### EXERCISE
Pick out the lines below with "JSON" and list them.

— Start MATERIAL PROVIDED —

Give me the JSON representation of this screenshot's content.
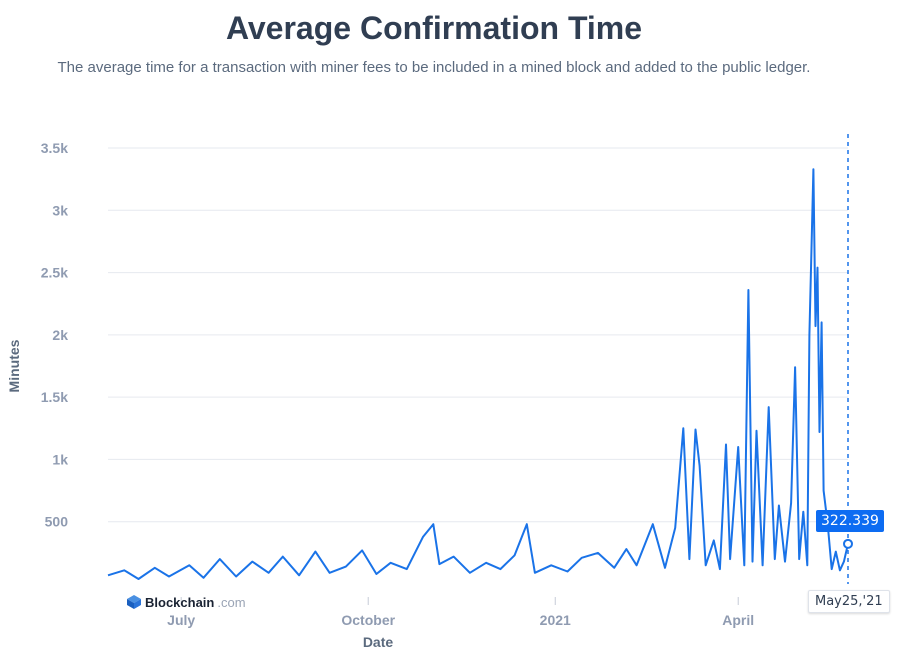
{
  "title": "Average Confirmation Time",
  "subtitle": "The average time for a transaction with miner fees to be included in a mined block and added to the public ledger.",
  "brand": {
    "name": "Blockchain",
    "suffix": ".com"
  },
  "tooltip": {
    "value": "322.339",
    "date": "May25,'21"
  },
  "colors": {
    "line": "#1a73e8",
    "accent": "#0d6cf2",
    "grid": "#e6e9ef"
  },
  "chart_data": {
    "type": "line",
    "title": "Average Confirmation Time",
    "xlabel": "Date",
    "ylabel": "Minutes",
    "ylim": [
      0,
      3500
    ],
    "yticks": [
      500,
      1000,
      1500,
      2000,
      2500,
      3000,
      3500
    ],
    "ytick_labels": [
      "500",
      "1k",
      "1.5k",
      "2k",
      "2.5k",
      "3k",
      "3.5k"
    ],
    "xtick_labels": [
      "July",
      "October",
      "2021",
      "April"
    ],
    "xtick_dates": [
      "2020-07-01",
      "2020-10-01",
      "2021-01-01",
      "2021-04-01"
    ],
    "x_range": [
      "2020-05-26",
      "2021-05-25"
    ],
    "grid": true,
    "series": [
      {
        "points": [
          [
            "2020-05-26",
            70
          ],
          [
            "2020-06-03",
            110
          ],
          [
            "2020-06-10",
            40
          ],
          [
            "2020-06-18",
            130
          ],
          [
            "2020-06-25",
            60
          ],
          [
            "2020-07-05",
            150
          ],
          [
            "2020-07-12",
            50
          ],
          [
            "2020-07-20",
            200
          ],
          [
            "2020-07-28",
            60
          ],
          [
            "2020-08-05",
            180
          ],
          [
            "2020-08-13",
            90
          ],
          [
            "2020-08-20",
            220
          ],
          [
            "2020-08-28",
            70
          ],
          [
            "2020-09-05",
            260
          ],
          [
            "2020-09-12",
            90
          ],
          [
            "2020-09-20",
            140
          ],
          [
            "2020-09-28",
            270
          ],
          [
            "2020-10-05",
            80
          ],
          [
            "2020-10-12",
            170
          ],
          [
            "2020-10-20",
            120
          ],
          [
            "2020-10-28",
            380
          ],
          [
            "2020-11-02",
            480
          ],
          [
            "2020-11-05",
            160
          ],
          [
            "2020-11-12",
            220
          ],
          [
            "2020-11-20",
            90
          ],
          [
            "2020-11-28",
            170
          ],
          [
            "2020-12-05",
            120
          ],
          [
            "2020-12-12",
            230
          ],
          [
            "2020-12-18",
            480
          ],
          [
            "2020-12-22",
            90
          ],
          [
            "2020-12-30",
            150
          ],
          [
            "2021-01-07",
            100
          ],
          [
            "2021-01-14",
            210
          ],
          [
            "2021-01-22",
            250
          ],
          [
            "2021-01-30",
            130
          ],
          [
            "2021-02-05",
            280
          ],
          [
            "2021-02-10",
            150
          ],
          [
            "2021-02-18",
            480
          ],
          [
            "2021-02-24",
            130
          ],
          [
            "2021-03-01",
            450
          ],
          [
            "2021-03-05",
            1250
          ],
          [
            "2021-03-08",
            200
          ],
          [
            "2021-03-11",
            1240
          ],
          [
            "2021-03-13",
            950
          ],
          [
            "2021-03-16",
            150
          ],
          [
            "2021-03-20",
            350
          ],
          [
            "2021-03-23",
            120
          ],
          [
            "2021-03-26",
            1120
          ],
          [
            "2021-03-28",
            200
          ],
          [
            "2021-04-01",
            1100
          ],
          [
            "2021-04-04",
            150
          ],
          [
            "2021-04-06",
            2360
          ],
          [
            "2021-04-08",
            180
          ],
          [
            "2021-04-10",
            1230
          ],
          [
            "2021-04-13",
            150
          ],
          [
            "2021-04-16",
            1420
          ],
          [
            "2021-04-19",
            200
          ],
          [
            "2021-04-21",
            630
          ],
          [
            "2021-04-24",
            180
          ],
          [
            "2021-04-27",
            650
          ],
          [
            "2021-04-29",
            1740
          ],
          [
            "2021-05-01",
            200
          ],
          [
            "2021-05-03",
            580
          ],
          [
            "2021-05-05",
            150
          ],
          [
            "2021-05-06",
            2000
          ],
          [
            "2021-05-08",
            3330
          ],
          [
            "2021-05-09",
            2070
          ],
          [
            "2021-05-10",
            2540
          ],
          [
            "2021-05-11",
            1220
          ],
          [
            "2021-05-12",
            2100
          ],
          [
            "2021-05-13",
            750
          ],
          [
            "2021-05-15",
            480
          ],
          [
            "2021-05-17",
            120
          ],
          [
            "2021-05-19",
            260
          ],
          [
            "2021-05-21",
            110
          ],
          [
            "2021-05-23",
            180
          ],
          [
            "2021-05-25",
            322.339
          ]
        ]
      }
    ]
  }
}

— End MATERIAL PROVIDED —
— Start MATERIAL PROVIDED —

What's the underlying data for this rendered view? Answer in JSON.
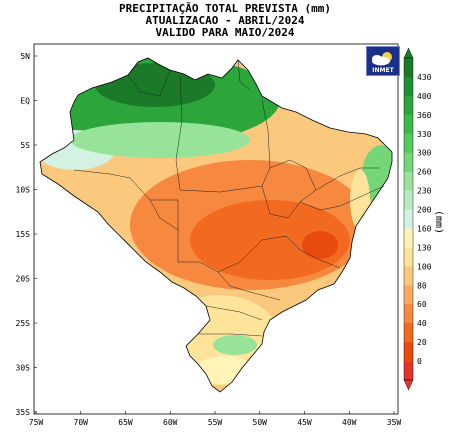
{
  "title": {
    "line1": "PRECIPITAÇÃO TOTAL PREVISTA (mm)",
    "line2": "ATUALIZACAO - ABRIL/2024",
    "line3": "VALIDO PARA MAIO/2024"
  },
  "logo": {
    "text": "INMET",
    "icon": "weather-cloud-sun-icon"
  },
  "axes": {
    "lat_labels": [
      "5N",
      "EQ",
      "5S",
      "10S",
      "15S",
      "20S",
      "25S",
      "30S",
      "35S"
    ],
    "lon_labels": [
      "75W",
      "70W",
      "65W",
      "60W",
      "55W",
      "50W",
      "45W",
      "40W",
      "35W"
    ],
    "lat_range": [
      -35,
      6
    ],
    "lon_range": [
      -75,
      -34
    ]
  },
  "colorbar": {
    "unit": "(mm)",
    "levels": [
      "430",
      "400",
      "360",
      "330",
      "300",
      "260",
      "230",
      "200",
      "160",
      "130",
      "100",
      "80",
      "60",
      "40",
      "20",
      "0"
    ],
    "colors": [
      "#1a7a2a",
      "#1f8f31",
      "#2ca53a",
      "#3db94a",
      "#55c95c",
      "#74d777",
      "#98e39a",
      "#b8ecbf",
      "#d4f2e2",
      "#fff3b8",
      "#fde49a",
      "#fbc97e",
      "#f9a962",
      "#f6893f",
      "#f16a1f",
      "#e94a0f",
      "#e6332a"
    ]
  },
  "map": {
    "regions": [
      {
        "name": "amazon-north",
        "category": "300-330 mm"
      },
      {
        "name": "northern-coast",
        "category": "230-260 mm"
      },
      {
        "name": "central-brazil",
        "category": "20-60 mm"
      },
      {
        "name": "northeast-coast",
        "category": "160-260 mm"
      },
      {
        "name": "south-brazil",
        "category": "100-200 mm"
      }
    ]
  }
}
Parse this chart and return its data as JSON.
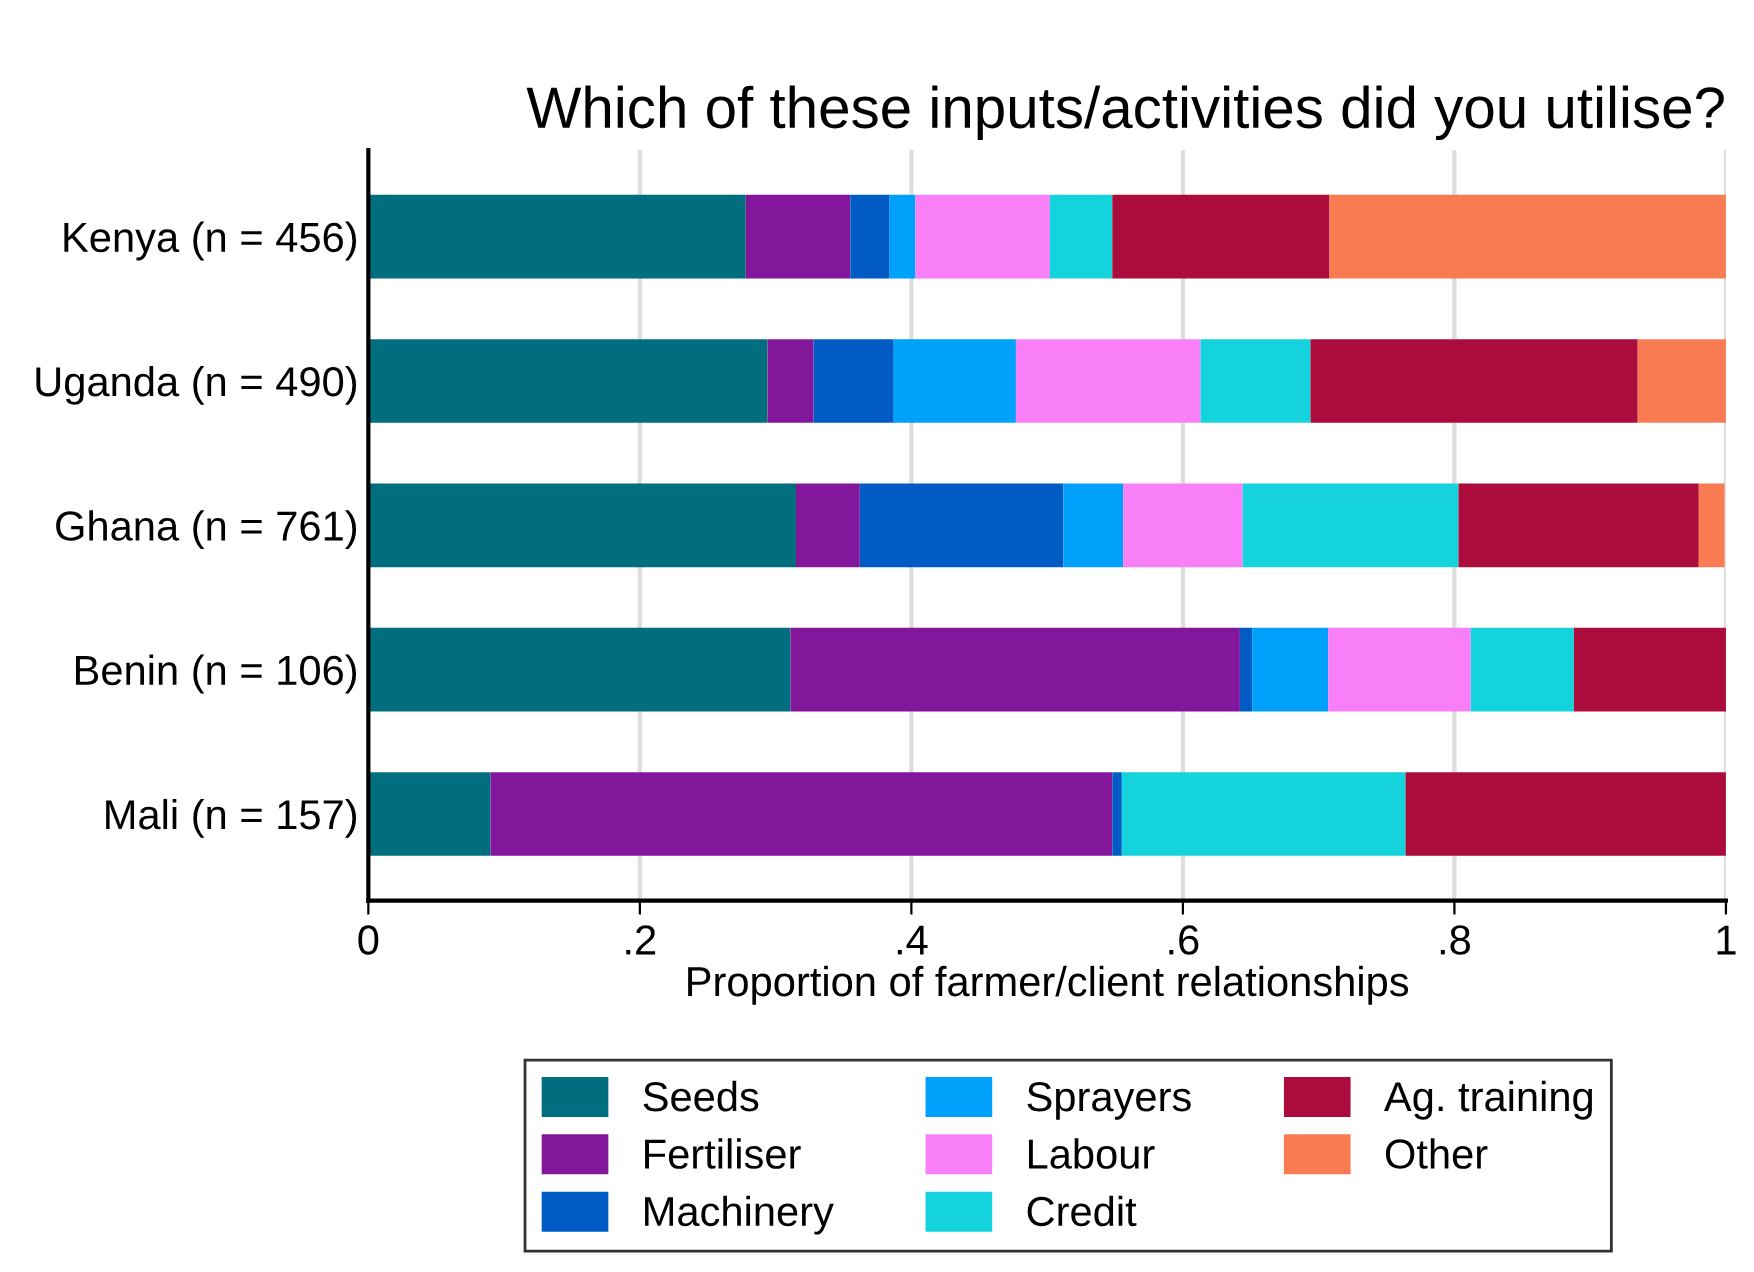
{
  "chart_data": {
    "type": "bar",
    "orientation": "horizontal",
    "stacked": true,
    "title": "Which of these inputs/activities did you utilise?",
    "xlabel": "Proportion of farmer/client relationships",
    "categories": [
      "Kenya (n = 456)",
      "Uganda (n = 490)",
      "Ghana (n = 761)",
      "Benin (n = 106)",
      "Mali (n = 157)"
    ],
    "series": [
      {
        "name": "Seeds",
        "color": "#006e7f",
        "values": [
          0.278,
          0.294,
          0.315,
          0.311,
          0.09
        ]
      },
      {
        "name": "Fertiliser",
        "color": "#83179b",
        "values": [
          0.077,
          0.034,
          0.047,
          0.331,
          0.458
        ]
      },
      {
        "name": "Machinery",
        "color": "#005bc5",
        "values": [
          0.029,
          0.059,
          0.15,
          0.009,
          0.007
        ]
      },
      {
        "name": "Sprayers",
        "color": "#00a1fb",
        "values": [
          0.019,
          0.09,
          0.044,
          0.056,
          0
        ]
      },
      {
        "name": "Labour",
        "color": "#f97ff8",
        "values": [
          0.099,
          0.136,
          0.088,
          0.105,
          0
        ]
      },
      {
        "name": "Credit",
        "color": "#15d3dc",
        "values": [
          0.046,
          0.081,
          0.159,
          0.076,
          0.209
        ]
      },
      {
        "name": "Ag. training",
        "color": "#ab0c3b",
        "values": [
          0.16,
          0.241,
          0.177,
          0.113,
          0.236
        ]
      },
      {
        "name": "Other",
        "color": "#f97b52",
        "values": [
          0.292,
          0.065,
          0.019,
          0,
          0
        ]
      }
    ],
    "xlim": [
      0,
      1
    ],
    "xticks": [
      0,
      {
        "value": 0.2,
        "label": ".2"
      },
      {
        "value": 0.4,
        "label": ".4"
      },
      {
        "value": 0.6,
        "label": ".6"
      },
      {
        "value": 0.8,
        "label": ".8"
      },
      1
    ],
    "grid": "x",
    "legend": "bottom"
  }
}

— End MATERIAL PROVIDED —

### CORRECT RESPONSE
Give me the JSON representation of this screenshot's content.
What's the underlying data for this rendered view? Answer in JSON.
Parse this chart and return its data as JSON.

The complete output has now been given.